§ What to work on
Once you have read the data below, print all of it exactly.
>>>>
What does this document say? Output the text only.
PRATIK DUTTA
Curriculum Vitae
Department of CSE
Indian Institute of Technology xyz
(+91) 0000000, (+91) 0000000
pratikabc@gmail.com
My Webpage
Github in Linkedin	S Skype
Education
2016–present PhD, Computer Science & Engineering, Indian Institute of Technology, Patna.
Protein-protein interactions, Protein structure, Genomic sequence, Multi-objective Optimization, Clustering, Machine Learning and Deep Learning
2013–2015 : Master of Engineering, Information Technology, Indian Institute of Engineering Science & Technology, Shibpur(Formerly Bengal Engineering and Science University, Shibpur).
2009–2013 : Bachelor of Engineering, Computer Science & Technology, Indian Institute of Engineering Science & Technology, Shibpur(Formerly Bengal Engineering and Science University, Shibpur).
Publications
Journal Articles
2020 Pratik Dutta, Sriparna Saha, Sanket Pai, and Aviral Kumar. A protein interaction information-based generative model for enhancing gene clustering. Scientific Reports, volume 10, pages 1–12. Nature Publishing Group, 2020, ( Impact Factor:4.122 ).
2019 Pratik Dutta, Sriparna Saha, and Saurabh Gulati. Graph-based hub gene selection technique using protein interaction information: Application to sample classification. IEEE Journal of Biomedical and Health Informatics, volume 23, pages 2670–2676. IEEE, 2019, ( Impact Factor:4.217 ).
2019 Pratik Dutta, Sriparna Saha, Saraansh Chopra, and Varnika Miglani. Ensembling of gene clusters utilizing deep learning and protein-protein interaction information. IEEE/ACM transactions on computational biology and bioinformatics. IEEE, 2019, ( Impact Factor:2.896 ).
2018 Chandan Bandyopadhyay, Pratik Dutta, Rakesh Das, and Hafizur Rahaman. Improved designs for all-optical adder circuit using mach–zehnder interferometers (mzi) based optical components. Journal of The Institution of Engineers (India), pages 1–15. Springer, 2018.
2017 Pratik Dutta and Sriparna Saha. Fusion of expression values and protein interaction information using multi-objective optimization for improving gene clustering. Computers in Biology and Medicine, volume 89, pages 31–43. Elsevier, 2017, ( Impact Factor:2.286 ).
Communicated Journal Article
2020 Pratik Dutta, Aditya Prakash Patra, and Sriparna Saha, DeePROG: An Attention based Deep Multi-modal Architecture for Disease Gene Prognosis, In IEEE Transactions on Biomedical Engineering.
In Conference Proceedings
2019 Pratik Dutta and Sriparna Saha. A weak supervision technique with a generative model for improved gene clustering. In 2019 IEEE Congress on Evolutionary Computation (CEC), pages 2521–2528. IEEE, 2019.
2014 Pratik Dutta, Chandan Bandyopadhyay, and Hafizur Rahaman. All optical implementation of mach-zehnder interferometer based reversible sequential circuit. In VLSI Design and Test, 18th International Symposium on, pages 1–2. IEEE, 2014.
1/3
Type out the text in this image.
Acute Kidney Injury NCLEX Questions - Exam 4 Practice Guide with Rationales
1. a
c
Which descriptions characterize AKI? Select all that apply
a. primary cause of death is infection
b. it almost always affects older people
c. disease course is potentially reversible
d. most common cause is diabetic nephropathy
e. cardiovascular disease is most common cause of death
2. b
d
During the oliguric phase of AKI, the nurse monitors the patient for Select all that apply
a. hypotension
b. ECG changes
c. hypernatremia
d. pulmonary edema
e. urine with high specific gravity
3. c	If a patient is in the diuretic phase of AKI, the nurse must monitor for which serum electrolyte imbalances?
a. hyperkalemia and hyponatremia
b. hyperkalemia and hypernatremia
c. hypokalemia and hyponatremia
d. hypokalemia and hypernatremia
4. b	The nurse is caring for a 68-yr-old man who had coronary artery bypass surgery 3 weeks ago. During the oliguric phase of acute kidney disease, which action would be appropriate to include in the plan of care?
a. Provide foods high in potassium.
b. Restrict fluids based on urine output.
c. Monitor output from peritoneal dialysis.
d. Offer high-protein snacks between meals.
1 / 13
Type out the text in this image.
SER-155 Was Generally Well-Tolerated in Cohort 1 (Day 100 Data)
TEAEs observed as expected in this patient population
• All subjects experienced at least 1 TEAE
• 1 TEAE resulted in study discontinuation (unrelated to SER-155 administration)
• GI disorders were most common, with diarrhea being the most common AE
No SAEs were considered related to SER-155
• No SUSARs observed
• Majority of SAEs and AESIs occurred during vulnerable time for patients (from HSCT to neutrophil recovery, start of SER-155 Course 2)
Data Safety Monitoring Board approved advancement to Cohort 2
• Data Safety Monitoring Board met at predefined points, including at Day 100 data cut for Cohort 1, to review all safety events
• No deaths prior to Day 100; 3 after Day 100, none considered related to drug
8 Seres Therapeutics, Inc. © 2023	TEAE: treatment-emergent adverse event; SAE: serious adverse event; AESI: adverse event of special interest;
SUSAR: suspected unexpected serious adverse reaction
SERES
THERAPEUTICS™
<<<<
§ Result of the exercise
What does this document say? Output the text only.
PRATIK DUTTA
Curriculum Vitae
Department of CSE
Indian Institute of Technology xyz
(+91) 0000000, (+91) 0000000
pratikabc@gmail.com
My Webpage
Github in Linkedin	S Skype
Education
2016–present PhD, Computer Science & Engineering, Indian Institute of Technology, Patna.
Protein-protein interactions, Protein structure, Genomic sequence, Multi-objective Optimization, Clustering, Machine Learning and Deep Learning
2013–2015 : Master of Engineering, Information Technology, Indian Institute of Engineering Science & Technology, Shibpur(Formerly Bengal Engineering and Science University, Shibpur).
2009–2013 : Bachelor of Engineering, Computer Science & Technology, Indian Institute of Engineering Science & Technology, Shibpur(Formerly Bengal Engineering and Science University, Shibpur).
Publications
Journal Articles
2020 Pratik Dutta, Sriparna Saha, Sanket Pai, and Aviral Kumar. A protein interaction information-based generative model for enhancing gene clustering. Scientific Reports, volume 10, pages 1–12. Nature Publishing Group, 2020, ( Impact Factor:4.122 ).
2019 Pratik Dutta, Sriparna Saha, and Saurabh Gulati. Graph-based hub gene selection technique using protein interaction information: Application to sample classification. IEEE Journal of Biomedical and Health Informatics, volume 23, pages 2670–2676. IEEE, 2019, ( Impact Factor:4.217 ).
2019 Pratik Dutta, Sriparna Saha, Saraansh Chopra, and Varnika Miglani. Ensembling of gene clusters utilizing deep learning and protein-protein interaction information. IEEE/ACM transactions on computational biology and bioinformatics. IEEE, 2019, ( Impact Factor:2.896 ).
2018 Chandan Bandyopadhyay, Pratik Dutta, Rakesh Das, and Hafizur Rahaman. Improved designs for all-optical adder circuit using mach–zehnder interferometers (mzi) based optical components. Journal of The Institution of Engineers (India), pages 1–15. Springer, 2018.
2017 Pratik Dutta and Sriparna Saha. Fusion of expression values and protein interaction information using multi-objective optimization for improving gene clustering. Computers in Biology and Medicine, volume 89, pages 31–43. Elsevier, 2017, ( Impact Factor:2.286 ).
Communicated Journal Article
2020 Pratik Dutta, Aditya Prakash Patra, and Sriparna Saha, DeePROG: An Attention based Deep Multi-modal Architecture for Disease Gene Prognosis, In IEEE Transactions on Biomedical Engineering.
In Conference Proceedings
2019 Pratik Dutta and Sriparna Saha. A weak supervision technique with a generative model for improved gene clustering. In 2019 IEEE Congress on Evolutionary Computation (CEC), pages 2521–2528. IEEE, 2019.
2014 Pratik Dutta, Chandan Bandyopadhyay, and Hafizur Rahaman. All optical implementation of mach-zehnder interferometer based reversible sequential circuit. In VLSI Design and Test, 18th International Symposium on, pages 1–2. IEEE, 2014.
1/3
Type out the text in this image.
Acute Kidney Injury NCLEX Questions - Exam 4 Practice Guide with Rationales
1. a
c
Which descriptions characterize AKI? Select all that apply
a. primary cause of death is infection
b. it almost always affects older people
c. disease course is potentially reversible
d. most common cause is diabetic nephropathy
e. cardiovascular disease is most common cause of death
2. b
d
During the oliguric phase of AKI, the nurse monitors the patient for Select all that apply
a. hypotension
b. ECG changes
c. hypernatremia
d. pulmonary edema
e. urine with high specific gravity
3. c	If a patient is in the diuretic phase of AKI, the nurse must monitor for which serum electrolyte imbalances?
a. hyperkalemia and hyponatremia
b. hyperkalemia and hypernatremia
c. hypokalemia and hyponatremia
d. hypokalemia and hypernatremia
4. b	The nurse is caring for a 68-yr-old man who had coronary artery bypass surgery 3 weeks ago. During the oliguric phase of acute kidney disease, which action would be appropriate to include in the plan of care?
a. Provide foods high in potassium.
b. Restrict fluids based on urine output.
c. Monitor output from peritoneal dialysis.
d. Offer high-protein snacks between meals.
1 / 13
Type out the text in this image.
SER-155 Was Generally Well-Tolerated in Cohort 1 (Day 100 Data)
TEAEs observed as expected in this patient population
• All subjects experienced at least 1 TEAE
• 1 TEAE resulted in study discontinuation (unrelated to SER-155 administration)
• GI disorders were most common, with diarrhea being the most common AE
No SAEs were considered related to SER-155
• No SUSARs observed
• Majority of SAEs and AESIs occurred during vulnerable time for patients (from HSCT to neutrophil recovery, start of SER-155 Course 2)
Data Safety Monitoring Board approved advancement to Cohort 2
• Data Safety Monitoring Board met at predefined points, including at Day 100 data cut for Cohort 1, to review all safety events
• No deaths prior to Day 100; 3 after Day 100, none considered related to drug
8 Seres Therapeutics, Inc. © 2023	TEAE: treatment-emergent adverse event; SAE: serious adverse event; AESI: adverse event of special interest;
SUSAR: suspected unexpected serious adverse reaction
SERES
THERAPEUTICS™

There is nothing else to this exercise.